Records shown »
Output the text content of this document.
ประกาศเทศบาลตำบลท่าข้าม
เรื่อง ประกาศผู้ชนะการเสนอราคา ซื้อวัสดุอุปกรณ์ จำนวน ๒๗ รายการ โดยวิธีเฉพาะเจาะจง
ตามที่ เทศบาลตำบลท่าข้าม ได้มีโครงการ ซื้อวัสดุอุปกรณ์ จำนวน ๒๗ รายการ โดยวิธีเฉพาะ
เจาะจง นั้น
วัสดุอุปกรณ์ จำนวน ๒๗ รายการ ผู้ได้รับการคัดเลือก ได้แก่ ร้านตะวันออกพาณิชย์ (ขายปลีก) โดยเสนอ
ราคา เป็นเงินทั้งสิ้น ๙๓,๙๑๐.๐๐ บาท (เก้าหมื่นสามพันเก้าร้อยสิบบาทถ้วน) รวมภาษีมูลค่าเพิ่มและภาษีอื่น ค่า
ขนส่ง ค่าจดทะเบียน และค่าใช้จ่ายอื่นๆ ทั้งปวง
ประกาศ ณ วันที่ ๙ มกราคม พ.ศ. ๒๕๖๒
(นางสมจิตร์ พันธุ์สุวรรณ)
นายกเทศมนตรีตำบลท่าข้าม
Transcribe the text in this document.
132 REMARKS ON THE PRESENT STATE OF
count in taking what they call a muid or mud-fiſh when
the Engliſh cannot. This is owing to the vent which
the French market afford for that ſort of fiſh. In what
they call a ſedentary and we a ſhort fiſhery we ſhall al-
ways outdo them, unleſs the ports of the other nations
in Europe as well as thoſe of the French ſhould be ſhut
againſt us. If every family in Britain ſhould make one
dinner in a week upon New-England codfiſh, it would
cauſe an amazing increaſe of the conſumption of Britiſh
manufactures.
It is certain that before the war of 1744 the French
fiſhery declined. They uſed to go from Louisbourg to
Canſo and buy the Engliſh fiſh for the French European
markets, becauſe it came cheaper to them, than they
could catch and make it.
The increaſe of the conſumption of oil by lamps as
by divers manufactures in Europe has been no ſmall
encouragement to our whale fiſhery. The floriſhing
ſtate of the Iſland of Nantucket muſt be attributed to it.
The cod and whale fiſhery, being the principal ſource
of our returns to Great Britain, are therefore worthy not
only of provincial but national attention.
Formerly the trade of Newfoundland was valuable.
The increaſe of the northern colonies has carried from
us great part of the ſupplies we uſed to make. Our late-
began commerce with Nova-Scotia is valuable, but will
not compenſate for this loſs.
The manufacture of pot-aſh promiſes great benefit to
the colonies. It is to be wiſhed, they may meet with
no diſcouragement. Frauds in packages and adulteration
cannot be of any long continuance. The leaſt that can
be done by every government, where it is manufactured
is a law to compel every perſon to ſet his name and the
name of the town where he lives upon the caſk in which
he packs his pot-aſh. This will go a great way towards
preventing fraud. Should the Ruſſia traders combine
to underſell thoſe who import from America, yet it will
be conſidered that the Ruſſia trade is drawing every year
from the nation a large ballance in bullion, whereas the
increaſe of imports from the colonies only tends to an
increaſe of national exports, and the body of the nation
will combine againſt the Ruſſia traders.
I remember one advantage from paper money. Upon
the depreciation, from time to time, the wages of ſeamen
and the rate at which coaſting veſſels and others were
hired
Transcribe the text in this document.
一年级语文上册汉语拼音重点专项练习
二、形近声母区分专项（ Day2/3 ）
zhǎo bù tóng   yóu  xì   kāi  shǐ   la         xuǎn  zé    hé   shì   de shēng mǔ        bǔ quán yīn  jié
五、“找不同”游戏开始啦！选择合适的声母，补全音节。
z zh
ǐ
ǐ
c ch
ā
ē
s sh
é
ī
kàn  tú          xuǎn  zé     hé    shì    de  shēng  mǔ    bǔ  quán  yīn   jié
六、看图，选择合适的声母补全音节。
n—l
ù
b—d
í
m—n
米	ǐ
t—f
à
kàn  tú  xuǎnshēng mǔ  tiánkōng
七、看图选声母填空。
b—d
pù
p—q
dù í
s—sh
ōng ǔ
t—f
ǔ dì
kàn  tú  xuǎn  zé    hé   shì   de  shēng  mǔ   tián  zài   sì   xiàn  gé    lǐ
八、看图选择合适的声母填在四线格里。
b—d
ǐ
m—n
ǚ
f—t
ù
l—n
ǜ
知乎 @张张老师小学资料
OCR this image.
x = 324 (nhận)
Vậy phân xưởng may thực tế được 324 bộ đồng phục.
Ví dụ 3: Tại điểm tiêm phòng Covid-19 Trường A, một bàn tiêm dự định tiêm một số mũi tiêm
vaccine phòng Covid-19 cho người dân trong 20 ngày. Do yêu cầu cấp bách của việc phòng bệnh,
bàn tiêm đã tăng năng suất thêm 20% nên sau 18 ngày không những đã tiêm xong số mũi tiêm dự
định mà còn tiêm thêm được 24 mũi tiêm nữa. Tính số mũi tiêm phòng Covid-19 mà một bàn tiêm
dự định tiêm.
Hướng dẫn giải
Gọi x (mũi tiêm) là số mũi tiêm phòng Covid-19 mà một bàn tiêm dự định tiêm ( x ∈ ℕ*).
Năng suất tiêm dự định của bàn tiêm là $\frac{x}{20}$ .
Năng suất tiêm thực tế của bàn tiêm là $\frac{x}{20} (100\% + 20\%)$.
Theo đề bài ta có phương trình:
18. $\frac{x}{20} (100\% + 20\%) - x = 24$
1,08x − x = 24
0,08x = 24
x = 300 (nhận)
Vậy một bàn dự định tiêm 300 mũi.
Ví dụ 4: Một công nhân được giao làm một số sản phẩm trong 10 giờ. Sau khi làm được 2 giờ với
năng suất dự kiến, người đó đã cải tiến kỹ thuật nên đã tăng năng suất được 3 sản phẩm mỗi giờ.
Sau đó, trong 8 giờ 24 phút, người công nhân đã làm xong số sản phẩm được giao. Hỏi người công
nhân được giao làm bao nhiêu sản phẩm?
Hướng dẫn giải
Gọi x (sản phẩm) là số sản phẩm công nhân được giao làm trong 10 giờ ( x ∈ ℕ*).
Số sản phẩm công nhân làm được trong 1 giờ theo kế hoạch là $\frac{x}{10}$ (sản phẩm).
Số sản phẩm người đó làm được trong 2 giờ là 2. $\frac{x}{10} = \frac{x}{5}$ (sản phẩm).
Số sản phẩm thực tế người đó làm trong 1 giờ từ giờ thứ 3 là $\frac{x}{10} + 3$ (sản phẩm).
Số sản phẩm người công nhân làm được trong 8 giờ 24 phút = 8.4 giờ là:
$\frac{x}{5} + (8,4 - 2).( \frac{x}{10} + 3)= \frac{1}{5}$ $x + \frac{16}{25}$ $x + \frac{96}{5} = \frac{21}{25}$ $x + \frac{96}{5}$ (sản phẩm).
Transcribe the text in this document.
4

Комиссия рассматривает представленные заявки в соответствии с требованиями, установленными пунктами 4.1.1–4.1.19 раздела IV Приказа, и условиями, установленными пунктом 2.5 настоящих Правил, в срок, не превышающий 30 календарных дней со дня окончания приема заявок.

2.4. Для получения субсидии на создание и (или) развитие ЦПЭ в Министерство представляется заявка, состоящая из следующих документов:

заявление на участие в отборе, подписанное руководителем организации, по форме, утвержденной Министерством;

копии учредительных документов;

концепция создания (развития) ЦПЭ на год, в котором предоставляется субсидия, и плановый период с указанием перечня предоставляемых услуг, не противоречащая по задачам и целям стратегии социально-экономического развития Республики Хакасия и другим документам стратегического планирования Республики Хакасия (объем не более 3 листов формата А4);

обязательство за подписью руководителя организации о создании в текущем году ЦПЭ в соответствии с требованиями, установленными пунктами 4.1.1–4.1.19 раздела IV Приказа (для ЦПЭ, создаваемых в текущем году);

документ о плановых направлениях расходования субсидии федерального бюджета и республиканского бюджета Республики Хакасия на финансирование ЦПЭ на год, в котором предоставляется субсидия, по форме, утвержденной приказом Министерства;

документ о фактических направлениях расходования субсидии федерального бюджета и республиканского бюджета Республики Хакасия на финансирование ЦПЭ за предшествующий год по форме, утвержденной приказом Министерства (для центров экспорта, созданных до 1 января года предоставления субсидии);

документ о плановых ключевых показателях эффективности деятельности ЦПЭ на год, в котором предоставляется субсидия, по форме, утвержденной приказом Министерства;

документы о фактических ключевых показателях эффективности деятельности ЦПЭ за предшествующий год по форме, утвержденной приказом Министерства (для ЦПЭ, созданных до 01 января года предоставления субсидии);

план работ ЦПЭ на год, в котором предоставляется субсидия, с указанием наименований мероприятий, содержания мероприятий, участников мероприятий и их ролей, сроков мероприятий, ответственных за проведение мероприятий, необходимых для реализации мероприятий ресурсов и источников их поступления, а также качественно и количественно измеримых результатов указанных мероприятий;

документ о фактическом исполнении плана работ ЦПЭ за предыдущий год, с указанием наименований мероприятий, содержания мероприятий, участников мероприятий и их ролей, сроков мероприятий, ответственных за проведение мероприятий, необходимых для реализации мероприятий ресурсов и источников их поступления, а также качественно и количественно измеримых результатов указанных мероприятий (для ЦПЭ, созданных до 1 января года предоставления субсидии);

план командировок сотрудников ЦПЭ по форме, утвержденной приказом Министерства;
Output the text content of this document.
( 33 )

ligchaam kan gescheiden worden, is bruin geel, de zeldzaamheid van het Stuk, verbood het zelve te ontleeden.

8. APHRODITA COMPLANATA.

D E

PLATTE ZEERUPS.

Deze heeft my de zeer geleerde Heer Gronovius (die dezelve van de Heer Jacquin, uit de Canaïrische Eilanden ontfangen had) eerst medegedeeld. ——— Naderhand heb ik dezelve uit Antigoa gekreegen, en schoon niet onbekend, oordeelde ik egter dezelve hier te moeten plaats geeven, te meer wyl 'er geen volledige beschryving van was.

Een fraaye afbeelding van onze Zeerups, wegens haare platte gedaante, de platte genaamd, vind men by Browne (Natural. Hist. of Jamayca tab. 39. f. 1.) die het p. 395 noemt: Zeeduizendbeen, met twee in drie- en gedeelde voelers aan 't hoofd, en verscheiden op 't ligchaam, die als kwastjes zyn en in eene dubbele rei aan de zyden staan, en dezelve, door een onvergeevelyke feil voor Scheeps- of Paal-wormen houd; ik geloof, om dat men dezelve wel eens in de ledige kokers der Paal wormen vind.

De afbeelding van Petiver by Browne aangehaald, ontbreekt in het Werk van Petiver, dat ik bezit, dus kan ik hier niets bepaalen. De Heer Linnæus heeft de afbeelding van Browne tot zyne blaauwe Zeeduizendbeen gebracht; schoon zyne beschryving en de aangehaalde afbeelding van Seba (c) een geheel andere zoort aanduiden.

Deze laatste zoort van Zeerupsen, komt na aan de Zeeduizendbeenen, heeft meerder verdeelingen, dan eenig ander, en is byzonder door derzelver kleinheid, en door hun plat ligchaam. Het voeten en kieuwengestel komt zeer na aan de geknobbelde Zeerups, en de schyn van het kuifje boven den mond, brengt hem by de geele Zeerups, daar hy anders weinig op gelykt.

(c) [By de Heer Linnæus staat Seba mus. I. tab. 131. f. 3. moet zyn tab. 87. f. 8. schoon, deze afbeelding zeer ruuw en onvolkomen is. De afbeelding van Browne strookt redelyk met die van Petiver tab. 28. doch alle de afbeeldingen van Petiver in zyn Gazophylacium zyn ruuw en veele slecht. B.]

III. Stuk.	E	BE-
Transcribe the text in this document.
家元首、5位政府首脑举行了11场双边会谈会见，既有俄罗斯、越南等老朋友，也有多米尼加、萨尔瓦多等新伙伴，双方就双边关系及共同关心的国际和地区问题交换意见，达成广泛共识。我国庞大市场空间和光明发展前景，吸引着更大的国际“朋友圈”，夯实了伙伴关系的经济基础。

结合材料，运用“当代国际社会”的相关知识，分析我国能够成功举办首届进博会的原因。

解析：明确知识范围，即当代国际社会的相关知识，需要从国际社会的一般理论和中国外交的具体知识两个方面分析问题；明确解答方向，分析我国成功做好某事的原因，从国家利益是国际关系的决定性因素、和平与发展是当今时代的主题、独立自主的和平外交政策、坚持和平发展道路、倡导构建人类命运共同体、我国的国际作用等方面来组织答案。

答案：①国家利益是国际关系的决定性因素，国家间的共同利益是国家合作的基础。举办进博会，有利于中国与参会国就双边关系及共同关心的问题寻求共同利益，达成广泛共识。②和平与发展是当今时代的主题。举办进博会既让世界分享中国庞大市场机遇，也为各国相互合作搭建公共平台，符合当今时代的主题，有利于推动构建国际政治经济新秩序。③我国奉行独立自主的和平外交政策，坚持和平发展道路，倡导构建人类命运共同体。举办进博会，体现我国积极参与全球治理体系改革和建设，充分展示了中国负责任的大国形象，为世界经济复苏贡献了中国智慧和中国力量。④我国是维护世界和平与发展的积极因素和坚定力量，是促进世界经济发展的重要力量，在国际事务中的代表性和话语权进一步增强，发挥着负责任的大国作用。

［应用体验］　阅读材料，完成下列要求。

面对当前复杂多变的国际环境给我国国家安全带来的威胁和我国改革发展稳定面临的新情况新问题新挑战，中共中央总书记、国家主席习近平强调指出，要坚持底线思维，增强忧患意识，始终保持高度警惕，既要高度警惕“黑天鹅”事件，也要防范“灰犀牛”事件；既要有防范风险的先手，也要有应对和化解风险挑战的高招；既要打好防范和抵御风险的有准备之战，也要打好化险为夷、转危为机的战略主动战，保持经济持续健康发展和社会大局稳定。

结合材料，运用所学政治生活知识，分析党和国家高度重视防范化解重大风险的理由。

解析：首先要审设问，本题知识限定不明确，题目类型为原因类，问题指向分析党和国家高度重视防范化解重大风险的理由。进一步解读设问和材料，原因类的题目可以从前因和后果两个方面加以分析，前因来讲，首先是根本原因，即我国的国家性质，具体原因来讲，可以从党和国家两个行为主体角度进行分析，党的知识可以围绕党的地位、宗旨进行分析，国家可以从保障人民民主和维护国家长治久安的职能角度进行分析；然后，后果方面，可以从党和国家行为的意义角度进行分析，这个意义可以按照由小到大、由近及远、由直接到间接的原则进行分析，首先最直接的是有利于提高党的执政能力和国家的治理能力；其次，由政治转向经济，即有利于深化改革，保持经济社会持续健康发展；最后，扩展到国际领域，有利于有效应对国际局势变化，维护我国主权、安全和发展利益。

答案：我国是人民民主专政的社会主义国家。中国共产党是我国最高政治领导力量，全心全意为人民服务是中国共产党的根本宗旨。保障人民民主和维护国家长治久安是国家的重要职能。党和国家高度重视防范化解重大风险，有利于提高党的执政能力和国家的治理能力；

Description of the task » Say how many lines in the records hold "эффективности", with the number as the whole reply.

Solution » 2